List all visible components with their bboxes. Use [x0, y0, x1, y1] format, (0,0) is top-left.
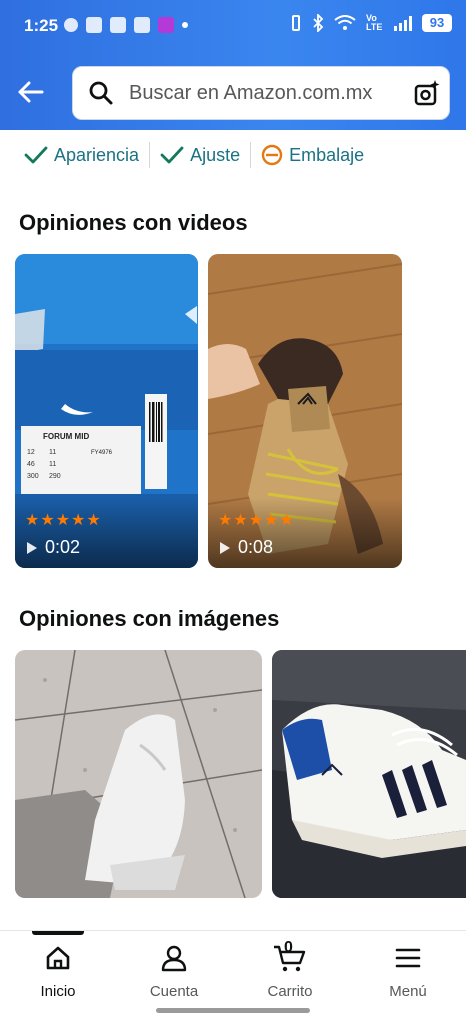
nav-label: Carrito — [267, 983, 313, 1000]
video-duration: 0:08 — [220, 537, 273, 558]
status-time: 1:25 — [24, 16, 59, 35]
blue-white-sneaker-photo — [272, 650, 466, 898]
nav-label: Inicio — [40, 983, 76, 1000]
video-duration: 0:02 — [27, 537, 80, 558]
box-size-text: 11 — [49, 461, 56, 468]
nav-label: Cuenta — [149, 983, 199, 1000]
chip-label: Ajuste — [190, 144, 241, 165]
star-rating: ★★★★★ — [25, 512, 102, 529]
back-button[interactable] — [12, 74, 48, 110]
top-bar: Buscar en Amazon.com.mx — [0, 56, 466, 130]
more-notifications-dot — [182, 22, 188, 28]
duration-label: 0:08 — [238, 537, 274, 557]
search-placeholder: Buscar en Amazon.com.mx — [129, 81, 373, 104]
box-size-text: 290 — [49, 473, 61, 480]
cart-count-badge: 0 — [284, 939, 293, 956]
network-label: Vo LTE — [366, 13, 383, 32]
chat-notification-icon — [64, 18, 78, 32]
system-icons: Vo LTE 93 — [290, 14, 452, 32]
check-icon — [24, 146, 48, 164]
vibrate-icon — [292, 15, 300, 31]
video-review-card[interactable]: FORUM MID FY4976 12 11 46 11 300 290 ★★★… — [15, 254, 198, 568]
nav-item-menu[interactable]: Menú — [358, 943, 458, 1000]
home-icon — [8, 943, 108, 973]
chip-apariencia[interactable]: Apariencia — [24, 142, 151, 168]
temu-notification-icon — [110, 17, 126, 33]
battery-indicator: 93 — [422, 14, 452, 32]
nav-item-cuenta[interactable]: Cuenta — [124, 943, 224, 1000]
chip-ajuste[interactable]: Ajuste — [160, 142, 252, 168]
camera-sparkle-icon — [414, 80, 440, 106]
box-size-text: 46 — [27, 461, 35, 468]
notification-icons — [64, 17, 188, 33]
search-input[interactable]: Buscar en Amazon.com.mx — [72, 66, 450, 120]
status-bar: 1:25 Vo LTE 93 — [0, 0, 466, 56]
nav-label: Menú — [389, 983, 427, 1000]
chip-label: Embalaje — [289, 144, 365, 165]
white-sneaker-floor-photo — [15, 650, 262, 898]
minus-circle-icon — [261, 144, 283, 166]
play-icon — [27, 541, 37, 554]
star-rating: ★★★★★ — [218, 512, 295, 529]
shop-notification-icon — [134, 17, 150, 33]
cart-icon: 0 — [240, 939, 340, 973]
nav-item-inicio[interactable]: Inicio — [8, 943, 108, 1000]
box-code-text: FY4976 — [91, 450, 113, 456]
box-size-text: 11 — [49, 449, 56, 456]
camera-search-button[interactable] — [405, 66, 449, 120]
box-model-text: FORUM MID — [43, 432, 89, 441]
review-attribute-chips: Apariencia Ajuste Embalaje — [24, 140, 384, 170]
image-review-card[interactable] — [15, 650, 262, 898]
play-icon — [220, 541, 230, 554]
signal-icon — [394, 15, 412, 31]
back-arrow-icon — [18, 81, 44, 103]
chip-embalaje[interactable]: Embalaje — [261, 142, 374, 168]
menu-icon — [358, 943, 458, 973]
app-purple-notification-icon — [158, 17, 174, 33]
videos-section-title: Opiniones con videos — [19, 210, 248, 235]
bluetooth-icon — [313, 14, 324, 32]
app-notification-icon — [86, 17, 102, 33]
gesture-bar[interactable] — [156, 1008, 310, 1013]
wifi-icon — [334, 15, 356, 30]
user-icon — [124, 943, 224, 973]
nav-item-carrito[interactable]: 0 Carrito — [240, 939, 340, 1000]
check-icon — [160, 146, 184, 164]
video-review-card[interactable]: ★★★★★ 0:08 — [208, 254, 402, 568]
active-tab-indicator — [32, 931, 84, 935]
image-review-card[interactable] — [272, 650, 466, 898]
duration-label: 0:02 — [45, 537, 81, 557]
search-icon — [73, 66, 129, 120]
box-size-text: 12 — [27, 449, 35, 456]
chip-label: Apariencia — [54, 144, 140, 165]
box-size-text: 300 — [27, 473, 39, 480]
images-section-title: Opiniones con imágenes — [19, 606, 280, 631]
============================================================
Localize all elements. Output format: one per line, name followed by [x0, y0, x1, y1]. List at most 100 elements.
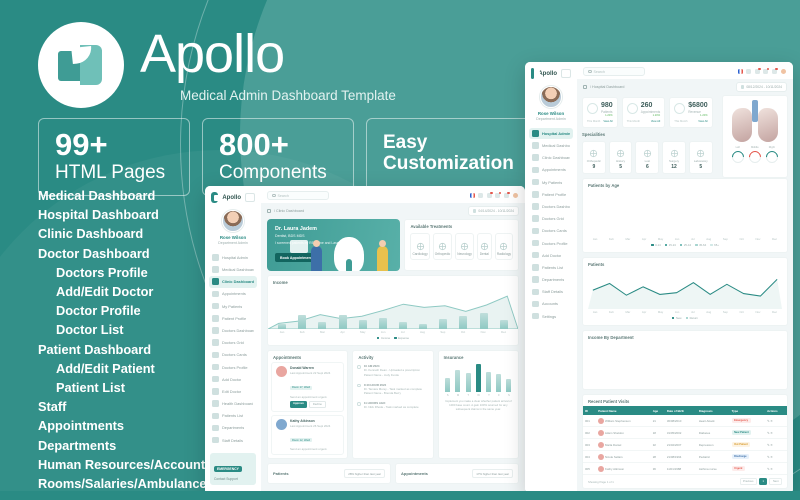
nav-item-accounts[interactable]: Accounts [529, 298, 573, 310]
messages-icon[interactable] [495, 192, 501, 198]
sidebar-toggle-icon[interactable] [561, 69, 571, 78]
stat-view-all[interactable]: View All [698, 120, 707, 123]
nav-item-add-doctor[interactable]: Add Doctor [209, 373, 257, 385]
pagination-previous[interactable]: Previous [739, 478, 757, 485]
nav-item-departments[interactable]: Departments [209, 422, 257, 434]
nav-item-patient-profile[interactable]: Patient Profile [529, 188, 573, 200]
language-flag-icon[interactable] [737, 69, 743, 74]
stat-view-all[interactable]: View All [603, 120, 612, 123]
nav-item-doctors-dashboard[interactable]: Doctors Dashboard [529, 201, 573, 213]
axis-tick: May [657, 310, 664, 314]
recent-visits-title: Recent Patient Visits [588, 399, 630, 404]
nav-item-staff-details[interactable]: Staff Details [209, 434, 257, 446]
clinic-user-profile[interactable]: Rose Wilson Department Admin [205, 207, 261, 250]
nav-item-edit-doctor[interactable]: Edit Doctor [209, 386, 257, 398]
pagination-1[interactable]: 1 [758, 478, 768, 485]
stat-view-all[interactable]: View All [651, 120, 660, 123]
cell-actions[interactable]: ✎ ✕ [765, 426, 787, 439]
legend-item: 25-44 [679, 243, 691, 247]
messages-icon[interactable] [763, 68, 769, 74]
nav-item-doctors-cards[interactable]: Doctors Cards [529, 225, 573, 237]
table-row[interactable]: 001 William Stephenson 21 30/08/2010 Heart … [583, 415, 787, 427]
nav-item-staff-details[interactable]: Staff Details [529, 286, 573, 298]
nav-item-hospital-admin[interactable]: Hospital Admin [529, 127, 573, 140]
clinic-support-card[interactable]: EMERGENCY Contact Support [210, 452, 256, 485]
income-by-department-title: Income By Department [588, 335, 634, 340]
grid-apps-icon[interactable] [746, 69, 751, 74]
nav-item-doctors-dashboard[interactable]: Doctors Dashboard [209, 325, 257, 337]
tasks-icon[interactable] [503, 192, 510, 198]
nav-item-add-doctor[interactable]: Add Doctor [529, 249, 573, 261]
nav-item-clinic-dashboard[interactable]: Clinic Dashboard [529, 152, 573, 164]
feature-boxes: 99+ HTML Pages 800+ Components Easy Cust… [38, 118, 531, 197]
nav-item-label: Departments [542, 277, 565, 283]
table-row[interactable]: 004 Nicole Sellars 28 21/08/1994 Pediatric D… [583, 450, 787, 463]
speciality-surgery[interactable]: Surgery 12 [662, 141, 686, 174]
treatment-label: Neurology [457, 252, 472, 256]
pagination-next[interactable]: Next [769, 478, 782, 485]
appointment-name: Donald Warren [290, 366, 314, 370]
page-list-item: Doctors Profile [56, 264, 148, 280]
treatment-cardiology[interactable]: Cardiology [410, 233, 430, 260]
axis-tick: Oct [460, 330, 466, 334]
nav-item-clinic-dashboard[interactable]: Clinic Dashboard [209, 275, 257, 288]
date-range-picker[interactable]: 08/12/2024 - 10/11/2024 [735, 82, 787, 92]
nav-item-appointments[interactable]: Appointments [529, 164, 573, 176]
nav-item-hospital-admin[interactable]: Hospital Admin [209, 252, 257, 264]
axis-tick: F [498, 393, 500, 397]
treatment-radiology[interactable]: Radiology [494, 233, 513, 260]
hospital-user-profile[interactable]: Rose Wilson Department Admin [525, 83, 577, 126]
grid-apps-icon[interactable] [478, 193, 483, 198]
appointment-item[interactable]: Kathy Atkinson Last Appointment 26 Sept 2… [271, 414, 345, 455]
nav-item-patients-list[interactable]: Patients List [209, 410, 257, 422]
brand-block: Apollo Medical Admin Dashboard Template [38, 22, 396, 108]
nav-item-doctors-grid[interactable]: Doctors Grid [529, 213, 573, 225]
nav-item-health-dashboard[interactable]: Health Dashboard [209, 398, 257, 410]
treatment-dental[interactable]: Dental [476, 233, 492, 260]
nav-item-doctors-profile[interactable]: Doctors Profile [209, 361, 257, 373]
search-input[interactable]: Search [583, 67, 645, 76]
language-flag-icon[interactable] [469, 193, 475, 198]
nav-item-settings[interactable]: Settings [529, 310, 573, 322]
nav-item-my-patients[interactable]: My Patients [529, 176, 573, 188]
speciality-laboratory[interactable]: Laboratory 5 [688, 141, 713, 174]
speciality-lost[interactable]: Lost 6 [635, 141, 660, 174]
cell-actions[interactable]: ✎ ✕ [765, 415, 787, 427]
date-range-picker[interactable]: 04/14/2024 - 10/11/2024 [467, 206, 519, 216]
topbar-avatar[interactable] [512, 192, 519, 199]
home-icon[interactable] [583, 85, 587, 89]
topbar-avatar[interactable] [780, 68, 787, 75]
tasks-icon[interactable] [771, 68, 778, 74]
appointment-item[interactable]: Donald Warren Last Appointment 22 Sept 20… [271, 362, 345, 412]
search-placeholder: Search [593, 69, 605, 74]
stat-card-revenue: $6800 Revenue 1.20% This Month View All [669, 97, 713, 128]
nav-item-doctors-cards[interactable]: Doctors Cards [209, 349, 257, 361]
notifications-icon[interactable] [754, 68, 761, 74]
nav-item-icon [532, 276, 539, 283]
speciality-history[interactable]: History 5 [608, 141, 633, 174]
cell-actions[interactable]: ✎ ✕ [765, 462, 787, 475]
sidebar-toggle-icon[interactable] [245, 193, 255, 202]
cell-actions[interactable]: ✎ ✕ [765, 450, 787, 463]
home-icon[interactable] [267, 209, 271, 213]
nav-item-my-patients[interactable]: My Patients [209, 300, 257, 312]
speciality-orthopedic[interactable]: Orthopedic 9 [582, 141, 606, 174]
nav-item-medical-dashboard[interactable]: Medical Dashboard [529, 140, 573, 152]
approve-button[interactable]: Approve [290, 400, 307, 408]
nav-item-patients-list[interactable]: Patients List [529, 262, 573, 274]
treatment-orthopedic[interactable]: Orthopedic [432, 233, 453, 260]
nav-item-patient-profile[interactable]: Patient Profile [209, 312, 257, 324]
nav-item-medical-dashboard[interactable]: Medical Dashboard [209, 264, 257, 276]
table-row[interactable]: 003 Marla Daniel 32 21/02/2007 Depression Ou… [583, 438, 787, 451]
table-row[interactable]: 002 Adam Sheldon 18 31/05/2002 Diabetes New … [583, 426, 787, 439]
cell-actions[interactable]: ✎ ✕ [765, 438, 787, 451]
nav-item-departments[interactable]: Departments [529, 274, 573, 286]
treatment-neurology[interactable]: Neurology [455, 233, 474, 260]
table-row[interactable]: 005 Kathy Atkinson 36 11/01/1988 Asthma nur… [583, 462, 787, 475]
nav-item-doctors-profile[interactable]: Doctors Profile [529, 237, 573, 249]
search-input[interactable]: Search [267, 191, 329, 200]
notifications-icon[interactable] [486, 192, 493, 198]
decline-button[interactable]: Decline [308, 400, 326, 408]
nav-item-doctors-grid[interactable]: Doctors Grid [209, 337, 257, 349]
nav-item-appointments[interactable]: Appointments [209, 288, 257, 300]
============================================================
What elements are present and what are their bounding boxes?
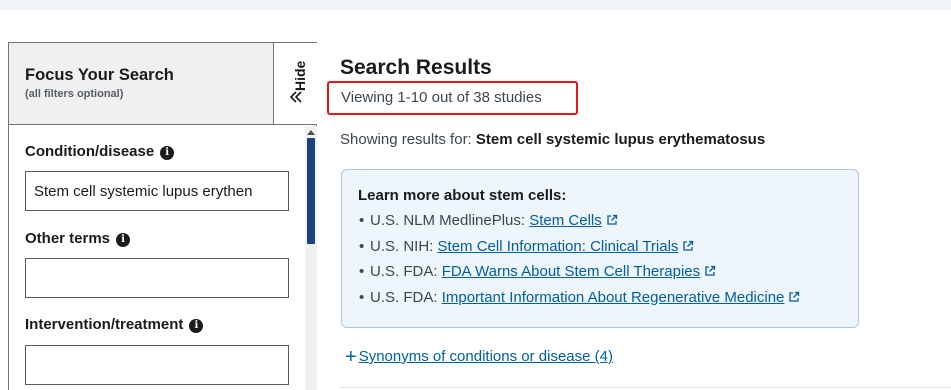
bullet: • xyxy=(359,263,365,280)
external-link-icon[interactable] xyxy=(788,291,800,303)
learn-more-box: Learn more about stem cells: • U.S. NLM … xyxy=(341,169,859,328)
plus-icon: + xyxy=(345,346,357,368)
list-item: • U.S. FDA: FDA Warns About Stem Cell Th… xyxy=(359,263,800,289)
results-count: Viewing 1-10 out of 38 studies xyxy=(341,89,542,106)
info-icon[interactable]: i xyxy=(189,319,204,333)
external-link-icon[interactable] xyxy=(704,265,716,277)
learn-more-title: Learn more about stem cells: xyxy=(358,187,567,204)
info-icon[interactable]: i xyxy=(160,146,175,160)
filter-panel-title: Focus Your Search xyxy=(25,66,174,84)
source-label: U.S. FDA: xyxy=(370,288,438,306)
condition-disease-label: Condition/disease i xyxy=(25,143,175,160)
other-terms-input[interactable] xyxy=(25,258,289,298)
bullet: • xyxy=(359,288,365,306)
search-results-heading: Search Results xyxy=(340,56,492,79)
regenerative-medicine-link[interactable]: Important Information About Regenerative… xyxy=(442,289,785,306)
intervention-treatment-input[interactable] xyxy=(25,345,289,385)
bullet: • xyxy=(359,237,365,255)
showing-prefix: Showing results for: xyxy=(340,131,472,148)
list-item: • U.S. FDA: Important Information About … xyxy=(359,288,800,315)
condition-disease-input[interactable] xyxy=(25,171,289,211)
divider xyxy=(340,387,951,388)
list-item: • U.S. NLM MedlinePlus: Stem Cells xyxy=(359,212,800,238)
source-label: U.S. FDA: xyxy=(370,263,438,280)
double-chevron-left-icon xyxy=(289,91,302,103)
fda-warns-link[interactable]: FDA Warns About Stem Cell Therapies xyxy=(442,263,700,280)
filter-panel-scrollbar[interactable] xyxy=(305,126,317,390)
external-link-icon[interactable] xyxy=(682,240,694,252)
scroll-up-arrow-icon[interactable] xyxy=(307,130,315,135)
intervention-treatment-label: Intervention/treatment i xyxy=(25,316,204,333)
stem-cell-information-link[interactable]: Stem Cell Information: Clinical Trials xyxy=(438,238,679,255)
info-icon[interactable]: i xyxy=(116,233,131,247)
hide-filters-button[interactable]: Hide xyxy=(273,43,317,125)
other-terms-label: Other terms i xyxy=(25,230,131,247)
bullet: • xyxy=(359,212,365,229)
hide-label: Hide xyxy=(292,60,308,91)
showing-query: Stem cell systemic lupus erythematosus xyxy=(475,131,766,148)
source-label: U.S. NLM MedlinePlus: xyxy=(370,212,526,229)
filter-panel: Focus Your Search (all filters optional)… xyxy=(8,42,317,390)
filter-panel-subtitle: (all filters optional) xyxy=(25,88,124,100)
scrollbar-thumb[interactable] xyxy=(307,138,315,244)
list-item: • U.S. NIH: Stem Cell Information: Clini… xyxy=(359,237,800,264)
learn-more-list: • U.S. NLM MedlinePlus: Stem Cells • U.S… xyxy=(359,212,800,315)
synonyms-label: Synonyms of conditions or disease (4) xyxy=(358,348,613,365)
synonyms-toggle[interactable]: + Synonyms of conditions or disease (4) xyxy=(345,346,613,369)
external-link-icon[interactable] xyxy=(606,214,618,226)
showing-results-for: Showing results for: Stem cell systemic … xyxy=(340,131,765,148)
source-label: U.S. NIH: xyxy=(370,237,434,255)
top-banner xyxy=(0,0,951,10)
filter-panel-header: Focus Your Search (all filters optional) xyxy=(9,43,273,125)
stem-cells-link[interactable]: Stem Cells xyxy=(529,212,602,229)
============================================================
- [ASSIGNMENT] What belongs in the answer is each line of the listing that contains the word "camera".

- [ANSWER TO THE PROBLEM]
camera-sparkle-icon — [414, 80, 440, 106]
camera-search-button[interactable] — [405, 66, 449, 120]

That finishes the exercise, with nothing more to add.